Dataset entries
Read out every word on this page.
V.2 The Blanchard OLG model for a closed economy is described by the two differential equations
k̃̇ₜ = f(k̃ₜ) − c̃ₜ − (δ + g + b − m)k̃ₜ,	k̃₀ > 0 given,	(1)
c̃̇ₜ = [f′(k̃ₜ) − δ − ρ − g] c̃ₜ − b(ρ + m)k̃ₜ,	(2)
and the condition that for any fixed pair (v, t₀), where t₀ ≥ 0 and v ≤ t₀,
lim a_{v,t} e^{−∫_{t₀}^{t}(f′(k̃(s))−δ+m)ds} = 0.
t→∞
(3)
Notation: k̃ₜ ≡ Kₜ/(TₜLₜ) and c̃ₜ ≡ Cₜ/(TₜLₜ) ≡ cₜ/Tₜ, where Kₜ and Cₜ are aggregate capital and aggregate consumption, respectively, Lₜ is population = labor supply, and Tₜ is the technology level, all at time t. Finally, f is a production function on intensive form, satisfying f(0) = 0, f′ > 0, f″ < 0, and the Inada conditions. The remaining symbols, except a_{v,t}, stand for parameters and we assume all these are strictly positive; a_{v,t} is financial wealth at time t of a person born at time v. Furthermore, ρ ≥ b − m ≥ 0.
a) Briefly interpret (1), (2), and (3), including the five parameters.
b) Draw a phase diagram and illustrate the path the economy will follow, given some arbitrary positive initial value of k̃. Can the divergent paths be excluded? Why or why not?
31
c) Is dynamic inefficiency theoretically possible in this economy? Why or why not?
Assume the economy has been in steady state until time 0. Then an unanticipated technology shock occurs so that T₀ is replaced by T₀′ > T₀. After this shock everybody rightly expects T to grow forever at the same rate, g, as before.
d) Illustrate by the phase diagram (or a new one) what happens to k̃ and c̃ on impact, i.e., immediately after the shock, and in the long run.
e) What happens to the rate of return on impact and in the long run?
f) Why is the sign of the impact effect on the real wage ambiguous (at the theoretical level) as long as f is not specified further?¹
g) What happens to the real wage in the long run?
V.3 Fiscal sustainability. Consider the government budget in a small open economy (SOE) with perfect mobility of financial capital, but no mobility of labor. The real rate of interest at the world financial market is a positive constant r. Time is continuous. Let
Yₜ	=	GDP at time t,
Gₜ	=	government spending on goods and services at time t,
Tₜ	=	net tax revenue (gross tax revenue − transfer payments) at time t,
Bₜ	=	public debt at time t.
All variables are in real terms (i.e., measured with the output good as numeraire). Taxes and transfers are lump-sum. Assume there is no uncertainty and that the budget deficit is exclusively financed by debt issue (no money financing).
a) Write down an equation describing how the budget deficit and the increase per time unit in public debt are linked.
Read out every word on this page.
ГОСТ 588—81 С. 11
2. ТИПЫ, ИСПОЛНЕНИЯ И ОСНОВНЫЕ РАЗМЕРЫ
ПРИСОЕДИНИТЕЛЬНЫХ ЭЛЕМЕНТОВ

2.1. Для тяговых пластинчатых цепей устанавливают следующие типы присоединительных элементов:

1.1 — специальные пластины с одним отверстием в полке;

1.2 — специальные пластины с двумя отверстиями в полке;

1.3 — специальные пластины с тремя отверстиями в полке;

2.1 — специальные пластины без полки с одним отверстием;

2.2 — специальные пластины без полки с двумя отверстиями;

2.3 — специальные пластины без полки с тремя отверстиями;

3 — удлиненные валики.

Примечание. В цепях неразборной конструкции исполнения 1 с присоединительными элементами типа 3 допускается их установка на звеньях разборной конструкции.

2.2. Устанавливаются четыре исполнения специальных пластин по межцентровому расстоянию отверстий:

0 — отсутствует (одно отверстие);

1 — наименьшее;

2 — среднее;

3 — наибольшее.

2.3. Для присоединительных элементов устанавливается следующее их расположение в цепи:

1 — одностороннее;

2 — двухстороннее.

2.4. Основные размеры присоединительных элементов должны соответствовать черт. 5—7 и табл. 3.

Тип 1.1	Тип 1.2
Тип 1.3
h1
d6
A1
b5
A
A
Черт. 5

■ PROBLEM TO SOLVE: Extract all of the data above without altering anything.

■ RESULT OF THIS EXERCISE:
Read out every word on this page.
V.2 The Blanchard OLG model for a closed economy is described by the two differential equations
k̃̇ₜ = f(k̃ₜ) − c̃ₜ − (δ + g + b − m)k̃ₜ,	k̃₀ > 0 given,	(1)
c̃̇ₜ = [f′(k̃ₜ) − δ − ρ − g] c̃ₜ − b(ρ + m)k̃ₜ,	(2)
and the condition that for any fixed pair (v, t₀), where t₀ ≥ 0 and v ≤ t₀,
lim a_{v,t} e^{−∫_{t₀}^{t}(f′(k̃(s))−δ+m)ds} = 0.
t→∞
(3)
Notation: k̃ₜ ≡ Kₜ/(TₜLₜ) and c̃ₜ ≡ Cₜ/(TₜLₜ) ≡ cₜ/Tₜ, where Kₜ and Cₜ are aggregate capital and aggregate consumption, respectively, Lₜ is population = labor supply, and Tₜ is the technology level, all at time t. Finally, f is a production function on intensive form, satisfying f(0) = 0, f′ > 0, f″ < 0, and the Inada conditions. The remaining symbols, except a_{v,t}, stand for parameters and we assume all these are strictly positive; a_{v,t} is financial wealth at time t of a person born at time v. Furthermore, ρ ≥ b − m ≥ 0.
a) Briefly interpret (1), (2), and (3), including the five parameters.
b) Draw a phase diagram and illustrate the path the economy will follow, given some arbitrary positive initial value of k̃. Can the divergent paths be excluded? Why or why not?
31
c) Is dynamic inefficiency theoretically possible in this economy? Why or why not?
Assume the economy has been in steady state until time 0. Then an unanticipated technology shock occurs so that T₀ is replaced by T₀′ > T₀. After this shock everybody rightly expects T to grow forever at the same rate, g, as before.
d) Illustrate by the phase diagram (or a new one) what happens to k̃ and c̃ on impact, i.e., immediately after the shock, and in the long run.
e) What happens to the rate of return on impact and in the long run?
f) Why is the sign of the impact effect on the real wage ambiguous (at the theoretical level) as long as f is not specified further?¹
g) What happens to the real wage in the long run?
V.3 Fiscal sustainability. Consider the government budget in a small open economy (SOE) with perfect mobility of financial capital, but no mobility of labor. The real rate of interest at the world financial market is a positive constant r. Time is continuous. Let
Yₜ	=	GDP at time t,
Gₜ	=	government spending on goods and services at time t,
Tₜ	=	net tax revenue (gross tax revenue − transfer payments) at time t,
Bₜ	=	public debt at time t.
All variables are in real terms (i.e., measured with the output good as numeraire). Taxes and transfers are lump-sum. Assume there is no uncertainty and that the budget deficit is exclusively financed by debt issue (no money financing).
a) Write down an equation describing how the budget deficit and the increase per time unit in public debt are linked.
Read out every word on this page.
ГОСТ 588—81 С. 11
2. ТИПЫ, ИСПОЛНЕНИЯ И ОСНОВНЫЕ РАЗМЕРЫ
ПРИСОЕДИНИТЕЛЬНЫХ ЭЛЕМЕНТОВ

2.1. Для тяговых пластинчатых цепей устанавливают следующие типы присоединительных элементов:

1.1 — специальные пластины с одним отверстием в полке;

1.2 — специальные пластины с двумя отверстиями в полке;

1.3 — специальные пластины с тремя отверстиями в полке;

2.1 — специальные пластины без полки с одним отверстием;

2.2 — специальные пластины без полки с двумя отверстиями;

2.3 — специальные пластины без полки с тремя отверстиями;

3 — удлиненные валики.

Примечание. В цепях неразборной конструкции исполнения 1 с присоединительными элементами типа 3 допускается их установка на звеньях разборной конструкции.

2.2. Устанавливаются четыре исполнения специальных пластин по межцентровому расстоянию отверстий:

0 — отсутствует (одно отверстие);

1 — наименьшее;

2 — среднее;

3 — наибольшее.

2.3. Для присоединительных элементов устанавливается следующее их расположение в цепи:

1 — одностороннее;

2 — двухстороннее.

2.4. Основные размеры присоединительных элементов должны соответствовать черт. 5—7 и табл. 3.

Тип 1.1	Тип 1.2
Тип 1.3
h1
d6
A1
b5
A
A
Черт. 5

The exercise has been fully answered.